═════ GIVEN RECORDS ═════
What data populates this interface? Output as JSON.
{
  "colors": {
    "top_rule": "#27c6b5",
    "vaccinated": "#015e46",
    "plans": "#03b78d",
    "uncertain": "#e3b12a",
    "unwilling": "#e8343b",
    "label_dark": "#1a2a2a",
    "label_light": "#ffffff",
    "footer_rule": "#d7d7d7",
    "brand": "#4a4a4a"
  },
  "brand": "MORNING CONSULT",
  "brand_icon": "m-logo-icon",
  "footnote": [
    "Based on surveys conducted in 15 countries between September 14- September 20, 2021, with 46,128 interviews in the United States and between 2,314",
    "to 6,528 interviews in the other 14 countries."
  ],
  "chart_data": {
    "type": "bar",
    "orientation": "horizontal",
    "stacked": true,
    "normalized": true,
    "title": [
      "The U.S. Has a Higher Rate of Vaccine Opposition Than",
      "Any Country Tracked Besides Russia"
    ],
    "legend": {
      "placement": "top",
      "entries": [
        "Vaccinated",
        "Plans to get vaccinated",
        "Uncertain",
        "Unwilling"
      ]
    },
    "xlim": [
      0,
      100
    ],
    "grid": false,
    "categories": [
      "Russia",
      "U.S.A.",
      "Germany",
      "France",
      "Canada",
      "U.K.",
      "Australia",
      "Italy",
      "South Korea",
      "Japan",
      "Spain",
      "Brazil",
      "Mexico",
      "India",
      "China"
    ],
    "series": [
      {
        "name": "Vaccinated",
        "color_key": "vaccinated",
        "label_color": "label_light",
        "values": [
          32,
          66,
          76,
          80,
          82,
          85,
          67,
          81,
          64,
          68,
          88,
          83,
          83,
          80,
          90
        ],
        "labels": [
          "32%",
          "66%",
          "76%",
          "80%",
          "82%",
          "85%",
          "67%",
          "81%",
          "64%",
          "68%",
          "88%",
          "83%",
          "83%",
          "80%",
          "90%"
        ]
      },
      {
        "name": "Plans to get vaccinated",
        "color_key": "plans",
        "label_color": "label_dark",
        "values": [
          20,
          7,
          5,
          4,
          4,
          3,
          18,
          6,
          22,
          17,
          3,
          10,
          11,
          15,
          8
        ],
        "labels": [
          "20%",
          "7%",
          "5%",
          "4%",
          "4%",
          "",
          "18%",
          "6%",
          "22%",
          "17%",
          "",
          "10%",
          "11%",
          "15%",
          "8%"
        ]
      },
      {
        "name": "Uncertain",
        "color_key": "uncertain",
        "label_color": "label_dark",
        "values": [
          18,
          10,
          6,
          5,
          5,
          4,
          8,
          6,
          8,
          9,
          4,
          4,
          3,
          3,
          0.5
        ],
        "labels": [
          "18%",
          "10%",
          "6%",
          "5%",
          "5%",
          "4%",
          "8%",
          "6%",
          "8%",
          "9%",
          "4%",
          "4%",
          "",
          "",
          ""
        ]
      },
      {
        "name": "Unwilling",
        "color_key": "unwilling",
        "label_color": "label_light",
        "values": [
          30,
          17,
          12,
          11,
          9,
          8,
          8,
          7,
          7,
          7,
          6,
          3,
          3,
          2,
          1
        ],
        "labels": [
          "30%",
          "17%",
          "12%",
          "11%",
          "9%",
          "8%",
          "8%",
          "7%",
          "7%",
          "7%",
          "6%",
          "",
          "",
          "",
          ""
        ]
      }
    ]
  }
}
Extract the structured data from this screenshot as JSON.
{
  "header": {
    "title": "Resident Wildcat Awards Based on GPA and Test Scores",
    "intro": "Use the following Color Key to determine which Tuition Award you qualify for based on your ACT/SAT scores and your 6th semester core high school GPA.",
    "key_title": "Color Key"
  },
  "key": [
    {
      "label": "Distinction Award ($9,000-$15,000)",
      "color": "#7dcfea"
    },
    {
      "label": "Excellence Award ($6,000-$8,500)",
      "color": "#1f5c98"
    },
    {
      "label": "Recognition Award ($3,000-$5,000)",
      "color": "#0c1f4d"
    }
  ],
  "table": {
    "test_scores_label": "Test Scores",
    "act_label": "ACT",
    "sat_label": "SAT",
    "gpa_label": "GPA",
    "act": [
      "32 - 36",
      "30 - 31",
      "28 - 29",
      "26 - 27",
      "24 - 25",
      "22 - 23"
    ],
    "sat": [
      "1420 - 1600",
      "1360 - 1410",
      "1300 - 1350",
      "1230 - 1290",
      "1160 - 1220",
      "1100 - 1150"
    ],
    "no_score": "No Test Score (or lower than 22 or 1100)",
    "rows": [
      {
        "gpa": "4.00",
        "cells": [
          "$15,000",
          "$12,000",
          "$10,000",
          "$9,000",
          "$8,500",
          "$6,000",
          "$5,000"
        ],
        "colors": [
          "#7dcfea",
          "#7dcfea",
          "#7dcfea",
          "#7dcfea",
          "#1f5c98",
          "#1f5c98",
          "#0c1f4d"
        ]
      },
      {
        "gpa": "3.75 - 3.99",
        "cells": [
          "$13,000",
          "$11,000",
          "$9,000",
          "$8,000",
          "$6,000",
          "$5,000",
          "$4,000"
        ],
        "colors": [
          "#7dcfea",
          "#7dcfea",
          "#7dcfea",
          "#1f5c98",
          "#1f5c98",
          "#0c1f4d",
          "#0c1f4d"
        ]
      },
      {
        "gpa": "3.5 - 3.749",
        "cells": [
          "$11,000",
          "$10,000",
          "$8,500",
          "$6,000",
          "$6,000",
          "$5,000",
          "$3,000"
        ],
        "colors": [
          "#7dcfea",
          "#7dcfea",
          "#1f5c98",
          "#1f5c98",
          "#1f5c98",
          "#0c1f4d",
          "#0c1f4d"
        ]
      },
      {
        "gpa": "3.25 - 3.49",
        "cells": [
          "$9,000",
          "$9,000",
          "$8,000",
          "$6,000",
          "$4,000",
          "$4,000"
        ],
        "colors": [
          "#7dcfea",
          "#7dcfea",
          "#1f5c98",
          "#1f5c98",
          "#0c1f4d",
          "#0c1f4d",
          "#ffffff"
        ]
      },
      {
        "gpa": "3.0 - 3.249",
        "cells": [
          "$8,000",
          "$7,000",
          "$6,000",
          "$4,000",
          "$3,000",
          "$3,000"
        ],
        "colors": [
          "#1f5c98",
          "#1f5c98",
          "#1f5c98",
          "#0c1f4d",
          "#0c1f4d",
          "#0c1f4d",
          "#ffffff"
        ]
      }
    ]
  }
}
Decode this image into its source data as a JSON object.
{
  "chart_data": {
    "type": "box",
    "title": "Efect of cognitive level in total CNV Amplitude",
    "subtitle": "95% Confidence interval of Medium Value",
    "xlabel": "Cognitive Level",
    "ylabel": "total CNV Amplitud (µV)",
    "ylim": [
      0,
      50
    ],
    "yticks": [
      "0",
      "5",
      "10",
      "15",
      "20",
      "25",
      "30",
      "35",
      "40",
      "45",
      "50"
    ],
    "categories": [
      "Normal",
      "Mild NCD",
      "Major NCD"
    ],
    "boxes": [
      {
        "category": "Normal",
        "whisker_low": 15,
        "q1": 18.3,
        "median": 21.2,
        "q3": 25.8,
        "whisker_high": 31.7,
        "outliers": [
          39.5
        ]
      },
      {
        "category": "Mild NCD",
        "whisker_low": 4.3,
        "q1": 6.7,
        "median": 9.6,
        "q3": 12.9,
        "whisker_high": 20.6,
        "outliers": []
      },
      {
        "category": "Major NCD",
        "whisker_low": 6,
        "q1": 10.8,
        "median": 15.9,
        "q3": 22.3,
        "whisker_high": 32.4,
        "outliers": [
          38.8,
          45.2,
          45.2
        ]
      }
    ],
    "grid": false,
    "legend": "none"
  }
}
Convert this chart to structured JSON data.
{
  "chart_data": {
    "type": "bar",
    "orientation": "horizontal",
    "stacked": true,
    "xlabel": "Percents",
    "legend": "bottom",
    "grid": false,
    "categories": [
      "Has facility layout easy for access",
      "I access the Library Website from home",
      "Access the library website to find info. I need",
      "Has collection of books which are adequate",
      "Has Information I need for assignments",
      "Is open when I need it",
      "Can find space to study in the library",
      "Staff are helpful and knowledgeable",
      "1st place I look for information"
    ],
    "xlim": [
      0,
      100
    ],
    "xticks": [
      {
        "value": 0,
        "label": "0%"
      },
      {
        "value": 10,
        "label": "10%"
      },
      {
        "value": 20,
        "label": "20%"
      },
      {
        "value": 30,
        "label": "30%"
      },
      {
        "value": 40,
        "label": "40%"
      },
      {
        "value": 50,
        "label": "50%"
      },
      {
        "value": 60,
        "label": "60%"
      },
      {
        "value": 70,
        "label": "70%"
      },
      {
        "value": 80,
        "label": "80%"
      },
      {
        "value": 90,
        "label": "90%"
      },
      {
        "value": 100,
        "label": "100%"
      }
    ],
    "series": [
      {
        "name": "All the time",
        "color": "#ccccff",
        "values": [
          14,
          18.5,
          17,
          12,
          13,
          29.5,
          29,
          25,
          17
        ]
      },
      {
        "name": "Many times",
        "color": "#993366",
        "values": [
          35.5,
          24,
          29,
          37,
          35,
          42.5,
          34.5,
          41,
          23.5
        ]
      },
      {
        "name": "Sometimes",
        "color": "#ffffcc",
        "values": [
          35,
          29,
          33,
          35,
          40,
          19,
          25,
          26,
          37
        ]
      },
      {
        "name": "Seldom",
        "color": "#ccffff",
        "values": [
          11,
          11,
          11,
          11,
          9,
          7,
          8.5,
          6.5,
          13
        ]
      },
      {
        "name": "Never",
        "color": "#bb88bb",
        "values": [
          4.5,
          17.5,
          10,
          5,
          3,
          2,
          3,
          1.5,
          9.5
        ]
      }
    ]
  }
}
═════
* [WHAT THE EXERCISE ASKS]:
Out of the material above, select every line that holds the string "total".

* [SOLUTION TO THIS PROBLEM]:
    "title": "Efect of cognitive level in total CNV Amplitude",
    "ylabel": "total CNV Amplitud (µV)",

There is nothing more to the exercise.